Records for processing:
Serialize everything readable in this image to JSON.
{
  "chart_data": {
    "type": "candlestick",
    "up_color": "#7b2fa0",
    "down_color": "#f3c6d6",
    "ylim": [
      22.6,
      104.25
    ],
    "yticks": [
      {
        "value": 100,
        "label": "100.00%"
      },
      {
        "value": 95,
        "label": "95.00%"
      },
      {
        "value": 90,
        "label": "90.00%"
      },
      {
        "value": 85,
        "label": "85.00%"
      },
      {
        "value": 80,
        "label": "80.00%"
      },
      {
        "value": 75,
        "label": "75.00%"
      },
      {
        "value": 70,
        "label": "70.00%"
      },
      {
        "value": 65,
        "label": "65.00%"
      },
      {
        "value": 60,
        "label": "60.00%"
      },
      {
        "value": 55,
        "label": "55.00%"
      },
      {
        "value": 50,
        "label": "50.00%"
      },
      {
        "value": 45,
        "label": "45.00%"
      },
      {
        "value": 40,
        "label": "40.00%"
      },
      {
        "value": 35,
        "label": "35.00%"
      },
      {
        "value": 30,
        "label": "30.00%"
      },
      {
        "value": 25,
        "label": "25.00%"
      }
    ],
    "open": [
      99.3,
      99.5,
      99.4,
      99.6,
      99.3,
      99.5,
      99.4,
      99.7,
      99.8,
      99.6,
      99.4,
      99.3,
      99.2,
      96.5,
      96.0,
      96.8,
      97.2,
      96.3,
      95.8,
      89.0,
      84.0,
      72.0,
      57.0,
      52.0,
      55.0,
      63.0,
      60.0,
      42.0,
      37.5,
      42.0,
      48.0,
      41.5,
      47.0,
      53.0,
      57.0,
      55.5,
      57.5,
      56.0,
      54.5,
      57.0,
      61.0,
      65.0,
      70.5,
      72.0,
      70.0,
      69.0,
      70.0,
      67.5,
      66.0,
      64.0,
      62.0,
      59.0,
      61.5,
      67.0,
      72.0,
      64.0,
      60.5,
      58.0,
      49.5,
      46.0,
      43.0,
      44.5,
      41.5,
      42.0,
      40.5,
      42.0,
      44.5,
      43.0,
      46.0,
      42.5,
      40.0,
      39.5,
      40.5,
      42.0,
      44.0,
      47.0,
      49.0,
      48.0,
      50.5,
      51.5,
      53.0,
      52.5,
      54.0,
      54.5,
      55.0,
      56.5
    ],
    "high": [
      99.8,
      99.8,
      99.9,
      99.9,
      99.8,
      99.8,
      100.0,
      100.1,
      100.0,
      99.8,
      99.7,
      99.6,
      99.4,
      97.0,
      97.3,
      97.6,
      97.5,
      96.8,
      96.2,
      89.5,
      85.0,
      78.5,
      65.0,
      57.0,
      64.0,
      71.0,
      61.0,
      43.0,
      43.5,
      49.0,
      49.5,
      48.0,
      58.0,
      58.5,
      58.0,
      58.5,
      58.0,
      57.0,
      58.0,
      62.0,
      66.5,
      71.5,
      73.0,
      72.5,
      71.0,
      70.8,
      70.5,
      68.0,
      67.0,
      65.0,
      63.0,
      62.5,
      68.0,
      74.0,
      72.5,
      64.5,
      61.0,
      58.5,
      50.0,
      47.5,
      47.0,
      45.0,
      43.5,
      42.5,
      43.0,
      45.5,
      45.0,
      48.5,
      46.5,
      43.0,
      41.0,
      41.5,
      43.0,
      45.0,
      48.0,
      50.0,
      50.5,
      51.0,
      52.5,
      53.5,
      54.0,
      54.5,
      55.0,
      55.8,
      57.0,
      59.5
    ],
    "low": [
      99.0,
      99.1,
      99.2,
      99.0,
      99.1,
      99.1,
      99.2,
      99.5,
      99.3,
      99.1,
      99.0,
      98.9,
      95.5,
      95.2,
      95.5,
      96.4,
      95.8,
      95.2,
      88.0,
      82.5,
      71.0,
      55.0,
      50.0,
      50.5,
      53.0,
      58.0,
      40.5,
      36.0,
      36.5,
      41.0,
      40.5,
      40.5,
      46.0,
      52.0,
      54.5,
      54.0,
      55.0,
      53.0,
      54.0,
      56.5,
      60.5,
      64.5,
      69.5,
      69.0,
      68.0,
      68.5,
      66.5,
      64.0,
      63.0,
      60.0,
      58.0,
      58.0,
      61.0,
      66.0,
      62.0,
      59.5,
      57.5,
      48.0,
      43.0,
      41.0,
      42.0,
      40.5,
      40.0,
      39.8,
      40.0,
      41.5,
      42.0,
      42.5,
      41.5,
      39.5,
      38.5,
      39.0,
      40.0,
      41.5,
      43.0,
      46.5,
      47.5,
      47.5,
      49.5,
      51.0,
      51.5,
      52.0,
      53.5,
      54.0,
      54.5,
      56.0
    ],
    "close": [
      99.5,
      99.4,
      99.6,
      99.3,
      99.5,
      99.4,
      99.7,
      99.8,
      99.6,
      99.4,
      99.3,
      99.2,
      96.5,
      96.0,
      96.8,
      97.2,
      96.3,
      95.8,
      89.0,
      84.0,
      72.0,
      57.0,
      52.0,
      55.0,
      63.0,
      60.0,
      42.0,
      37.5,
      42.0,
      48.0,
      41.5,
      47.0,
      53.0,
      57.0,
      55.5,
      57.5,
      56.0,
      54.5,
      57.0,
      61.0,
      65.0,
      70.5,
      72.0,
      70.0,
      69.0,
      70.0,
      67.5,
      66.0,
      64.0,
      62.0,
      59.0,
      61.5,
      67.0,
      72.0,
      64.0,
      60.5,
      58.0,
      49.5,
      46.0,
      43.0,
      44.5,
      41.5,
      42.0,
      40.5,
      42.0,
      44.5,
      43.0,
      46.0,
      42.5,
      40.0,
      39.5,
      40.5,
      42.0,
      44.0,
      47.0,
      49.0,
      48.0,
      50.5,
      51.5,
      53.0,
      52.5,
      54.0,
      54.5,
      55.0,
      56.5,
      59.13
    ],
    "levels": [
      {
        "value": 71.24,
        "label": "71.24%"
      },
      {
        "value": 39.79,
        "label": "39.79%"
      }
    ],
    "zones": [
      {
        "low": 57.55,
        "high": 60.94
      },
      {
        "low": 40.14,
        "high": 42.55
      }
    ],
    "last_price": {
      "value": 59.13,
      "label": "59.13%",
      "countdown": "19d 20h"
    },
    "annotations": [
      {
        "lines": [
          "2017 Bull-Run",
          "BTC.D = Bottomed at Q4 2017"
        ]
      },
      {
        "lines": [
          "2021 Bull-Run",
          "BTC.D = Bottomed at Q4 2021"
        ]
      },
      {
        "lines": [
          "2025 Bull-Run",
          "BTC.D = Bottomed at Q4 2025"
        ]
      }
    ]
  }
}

What you are asked to do:
Your task is to repeat the data exactly; please include every line.

Full answer:
Serialize everything readable in this image to JSON.
{
  "chart_data": {
    "type": "candlestick",
    "up_color": "#7b2fa0",
    "down_color": "#f3c6d6",
    "ylim": [
      22.6,
      104.25
    ],
    "yticks": [
      {
        "value": 100,
        "label": "100.00%"
      },
      {
        "value": 95,
        "label": "95.00%"
      },
      {
        "value": 90,
        "label": "90.00%"
      },
      {
        "value": 85,
        "label": "85.00%"
      },
      {
        "value": 80,
        "label": "80.00%"
      },
      {
        "value": 75,
        "label": "75.00%"
      },
      {
        "value": 70,
        "label": "70.00%"
      },
      {
        "value": 65,
        "label": "65.00%"
      },
      {
        "value": 60,
        "label": "60.00%"
      },
      {
        "value": 55,
        "label": "55.00%"
      },
      {
        "value": 50,
        "label": "50.00%"
      },
      {
        "value": 45,
        "label": "45.00%"
      },
      {
        "value": 40,
        "label": "40.00%"
      },
      {
        "value": 35,
        "label": "35.00%"
      },
      {
        "value": 30,
        "label": "30.00%"
      },
      {
        "value": 25,
        "label": "25.00%"
      }
    ],
    "open": [
      99.3,
      99.5,
      99.4,
      99.6,
      99.3,
      99.5,
      99.4,
      99.7,
      99.8,
      99.6,
      99.4,
      99.3,
      99.2,
      96.5,
      96.0,
      96.8,
      97.2,
      96.3,
      95.8,
      89.0,
      84.0,
      72.0,
      57.0,
      52.0,
      55.0,
      63.0,
      60.0,
      42.0,
      37.5,
      42.0,
      48.0,
      41.5,
      47.0,
      53.0,
      57.0,
      55.5,
      57.5,
      56.0,
      54.5,
      57.0,
      61.0,
      65.0,
      70.5,
      72.0,
      70.0,
      69.0,
      70.0,
      67.5,
      66.0,
      64.0,
      62.0,
      59.0,
      61.5,
      67.0,
      72.0,
      64.0,
      60.5,
      58.0,
      49.5,
      46.0,
      43.0,
      44.5,
      41.5,
      42.0,
      40.5,
      42.0,
      44.5,
      43.0,
      46.0,
      42.5,
      40.0,
      39.5,
      40.5,
      42.0,
      44.0,
      47.0,
      49.0,
      48.0,
      50.5,
      51.5,
      53.0,
      52.5,
      54.0,
      54.5,
      55.0,
      56.5
    ],
    "high": [
      99.8,
      99.8,
      99.9,
      99.9,
      99.8,
      99.8,
      100.0,
      100.1,
      100.0,
      99.8,
      99.7,
      99.6,
      99.4,
      97.0,
      97.3,
      97.6,
      97.5,
      96.8,
      96.2,
      89.5,
      85.0,
      78.5,
      65.0,
      57.0,
      64.0,
      71.0,
      61.0,
      43.0,
      43.5,
      49.0,
      49.5,
      48.0,
      58.0,
      58.5,
      58.0,
      58.5,
      58.0,
      57.0,
      58.0,
      62.0,
      66.5,
      71.5,
      73.0,
      72.5,
      71.0,
      70.8,
      70.5,
      68.0,
      67.0,
      65.0,
      63.0,
      62.5,
      68.0,
      74.0,
      72.5,
      64.5,
      61.0,
      58.5,
      50.0,
      47.5,
      47.0,
      45.0,
      43.5,
      42.5,
      43.0,
      45.5,
      45.0,
      48.5,
      46.5,
      43.0,
      41.0,
      41.5,
      43.0,
      45.0,
      48.0,
      50.0,
      50.5,
      51.0,
      52.5,
      53.5,
      54.0,
      54.5,
      55.0,
      55.8,
      57.0,
      59.5
    ],
    "low": [
      99.0,
      99.1,
      99.2,
      99.0,
      99.1,
      99.1,
      99.2,
      99.5,
      99.3,
      99.1,
      99.0,
      98.9,
      95.5,
      95.2,
      95.5,
      96.4,
      95.8,
      95.2,
      88.0,
      82.5,
      71.0,
      55.0,
      50.0,
      50.5,
      53.0,
      58.0,
      40.5,
      36.0,
      36.5,
      41.0,
      40.5,
      40.5,
      46.0,
      52.0,
      54.5,
      54.0,
      55.0,
      53.0,
      54.0,
      56.5,
      60.5,
      64.5,
      69.5,
      69.0,
      68.0,
      68.5,
      66.5,
      64.0,
      63.0,
      60.0,
      58.0,
      58.0,
      61.0,
      66.0,
      62.0,
      59.5,
      57.5,
      48.0,
      43.0,
      41.0,
      42.0,
      40.5,
      40.0,
      39.8,
      40.0,
      41.5,
      42.0,
      42.5,
      41.5,
      39.5,
      38.5,
      39.0,
      40.0,
      41.5,
      43.0,
      46.5,
      47.5,
      47.5,
      49.5,
      51.0,
      51.5,
      52.0,
      53.5,
      54.0,
      54.5,
      56.0
    ],
    "close": [
      99.5,
      99.4,
      99.6,
      99.3,
      99.5,
      99.4,
      99.7,
      99.8,
      99.6,
      99.4,
      99.3,
      99.2,
      96.5,
      96.0,
      96.8,
      97.2,
      96.3,
      95.8,
      89.0,
      84.0,
      72.0,
      57.0,
      52.0,
      55.0,
      63.0,
      60.0,
      42.0,
      37.5,
      42.0,
      48.0,
      41.5,
      47.0,
      53.0,
      57.0,
      55.5,
      57.5,
      56.0,
      54.5,
      57.0,
      61.0,
      65.0,
      70.5,
      72.0,
      70.0,
      69.0,
      70.0,
      67.5,
      66.0,
      64.0,
      62.0,
      59.0,
      61.5,
      67.0,
      72.0,
      64.0,
      60.5,
      58.0,
      49.5,
      46.0,
      43.0,
      44.5,
      41.5,
      42.0,
      40.5,
      42.0,
      44.5,
      43.0,
      46.0,
      42.5,
      40.0,
      39.5,
      40.5,
      42.0,
      44.0,
      47.0,
      49.0,
      48.0,
      50.5,
      51.5,
      53.0,
      52.5,
      54.0,
      54.5,
      55.0,
      56.5,
      59.13
    ],
    "levels": [
      {
        "value": 71.24,
        "label": "71.24%"
      },
      {
        "value": 39.79,
        "label": "39.79%"
      }
    ],
    "zones": [
      {
        "low": 57.55,
        "high": 60.94
      },
      {
        "low": 40.14,
        "high": 42.55
      }
    ],
    "last_price": {
      "value": 59.13,
      "label": "59.13%",
      "countdown": "19d 20h"
    },
    "annotations": [
      {
        "lines": [
          "2017 Bull-Run",
          "BTC.D = Bottomed at Q4 2017"
        ]
      },
      {
        "lines": [
          "2021 Bull-Run",
          "BTC.D = Bottomed at Q4 2021"
        ]
      },
      {
        "lines": [
          "2025 Bull-Run",
          "BTC.D = Bottomed at Q4 2025"
        ]
      }
    ]
  }
}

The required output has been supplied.